◆ Task details: Extract every line of the data that contains the word "item".

◆ Data for this task:
## Start

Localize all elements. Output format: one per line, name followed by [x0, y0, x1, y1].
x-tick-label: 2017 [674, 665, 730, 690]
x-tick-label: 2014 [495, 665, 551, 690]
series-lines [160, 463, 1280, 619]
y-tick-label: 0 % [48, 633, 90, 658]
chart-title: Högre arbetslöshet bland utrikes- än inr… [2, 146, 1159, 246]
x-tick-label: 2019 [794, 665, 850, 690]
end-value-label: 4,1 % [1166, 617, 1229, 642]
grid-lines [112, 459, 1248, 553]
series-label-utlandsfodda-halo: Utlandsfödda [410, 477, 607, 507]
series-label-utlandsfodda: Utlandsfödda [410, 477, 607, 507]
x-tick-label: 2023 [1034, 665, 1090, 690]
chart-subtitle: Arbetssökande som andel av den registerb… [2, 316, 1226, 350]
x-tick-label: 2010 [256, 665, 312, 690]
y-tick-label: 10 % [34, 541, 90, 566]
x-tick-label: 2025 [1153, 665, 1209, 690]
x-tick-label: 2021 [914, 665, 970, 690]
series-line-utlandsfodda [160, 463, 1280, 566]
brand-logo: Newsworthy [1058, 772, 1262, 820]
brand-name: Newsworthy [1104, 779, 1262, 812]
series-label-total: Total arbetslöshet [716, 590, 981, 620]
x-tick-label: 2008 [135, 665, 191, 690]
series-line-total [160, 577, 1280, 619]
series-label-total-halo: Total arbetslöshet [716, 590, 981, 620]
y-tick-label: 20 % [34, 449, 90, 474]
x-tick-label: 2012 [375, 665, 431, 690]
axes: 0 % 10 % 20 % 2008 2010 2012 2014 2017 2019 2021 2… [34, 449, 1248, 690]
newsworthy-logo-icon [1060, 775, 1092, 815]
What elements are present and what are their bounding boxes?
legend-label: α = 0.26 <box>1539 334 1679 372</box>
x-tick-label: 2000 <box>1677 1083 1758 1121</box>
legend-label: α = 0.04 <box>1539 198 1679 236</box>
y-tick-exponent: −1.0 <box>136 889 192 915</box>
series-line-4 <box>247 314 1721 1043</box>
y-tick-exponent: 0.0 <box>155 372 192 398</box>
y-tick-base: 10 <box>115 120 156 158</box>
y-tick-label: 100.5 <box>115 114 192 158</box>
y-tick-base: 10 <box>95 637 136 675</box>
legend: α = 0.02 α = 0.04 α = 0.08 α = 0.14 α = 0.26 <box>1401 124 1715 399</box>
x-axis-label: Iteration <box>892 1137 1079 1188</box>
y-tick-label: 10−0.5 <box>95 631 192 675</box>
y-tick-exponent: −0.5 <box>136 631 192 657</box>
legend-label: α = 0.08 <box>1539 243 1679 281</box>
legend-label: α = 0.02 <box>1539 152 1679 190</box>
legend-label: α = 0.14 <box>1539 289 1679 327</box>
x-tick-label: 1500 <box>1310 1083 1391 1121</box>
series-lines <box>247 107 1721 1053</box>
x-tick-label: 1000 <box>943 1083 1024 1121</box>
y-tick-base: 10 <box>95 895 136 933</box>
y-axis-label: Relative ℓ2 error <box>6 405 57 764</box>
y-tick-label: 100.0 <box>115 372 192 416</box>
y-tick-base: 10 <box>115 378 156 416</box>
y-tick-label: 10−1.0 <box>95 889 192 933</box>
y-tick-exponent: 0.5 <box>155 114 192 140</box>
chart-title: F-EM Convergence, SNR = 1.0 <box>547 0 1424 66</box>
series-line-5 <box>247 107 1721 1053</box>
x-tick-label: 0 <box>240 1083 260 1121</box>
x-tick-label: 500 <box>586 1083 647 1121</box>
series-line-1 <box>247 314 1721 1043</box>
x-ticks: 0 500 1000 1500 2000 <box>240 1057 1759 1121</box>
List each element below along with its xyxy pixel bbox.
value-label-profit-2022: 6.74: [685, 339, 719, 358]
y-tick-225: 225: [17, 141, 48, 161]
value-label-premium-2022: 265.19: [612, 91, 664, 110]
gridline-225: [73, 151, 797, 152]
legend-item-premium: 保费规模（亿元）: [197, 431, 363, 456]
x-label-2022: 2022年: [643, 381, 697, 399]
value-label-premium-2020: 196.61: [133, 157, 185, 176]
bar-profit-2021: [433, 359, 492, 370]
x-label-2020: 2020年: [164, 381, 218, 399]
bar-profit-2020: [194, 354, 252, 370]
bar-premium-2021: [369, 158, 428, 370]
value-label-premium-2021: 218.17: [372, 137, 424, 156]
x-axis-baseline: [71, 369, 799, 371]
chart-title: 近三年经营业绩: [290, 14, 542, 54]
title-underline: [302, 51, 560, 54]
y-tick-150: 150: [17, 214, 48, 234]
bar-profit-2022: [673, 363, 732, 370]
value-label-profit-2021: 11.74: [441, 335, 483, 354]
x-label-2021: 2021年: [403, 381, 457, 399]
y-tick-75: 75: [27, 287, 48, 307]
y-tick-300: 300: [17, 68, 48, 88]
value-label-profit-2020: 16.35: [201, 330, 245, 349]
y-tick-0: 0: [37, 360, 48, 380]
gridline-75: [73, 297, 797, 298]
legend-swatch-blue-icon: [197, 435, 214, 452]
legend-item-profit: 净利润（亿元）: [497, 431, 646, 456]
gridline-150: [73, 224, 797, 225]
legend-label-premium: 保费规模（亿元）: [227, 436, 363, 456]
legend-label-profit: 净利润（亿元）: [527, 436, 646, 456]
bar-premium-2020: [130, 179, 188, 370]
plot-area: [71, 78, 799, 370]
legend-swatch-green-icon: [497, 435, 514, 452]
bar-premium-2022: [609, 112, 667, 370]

## End

◆ Solution to this problem:
legend-item-premium: 保费规模（亿元）: [197, 431, 363, 456]
legend-item-profit: 净利润（亿元）: [497, 431, 646, 456]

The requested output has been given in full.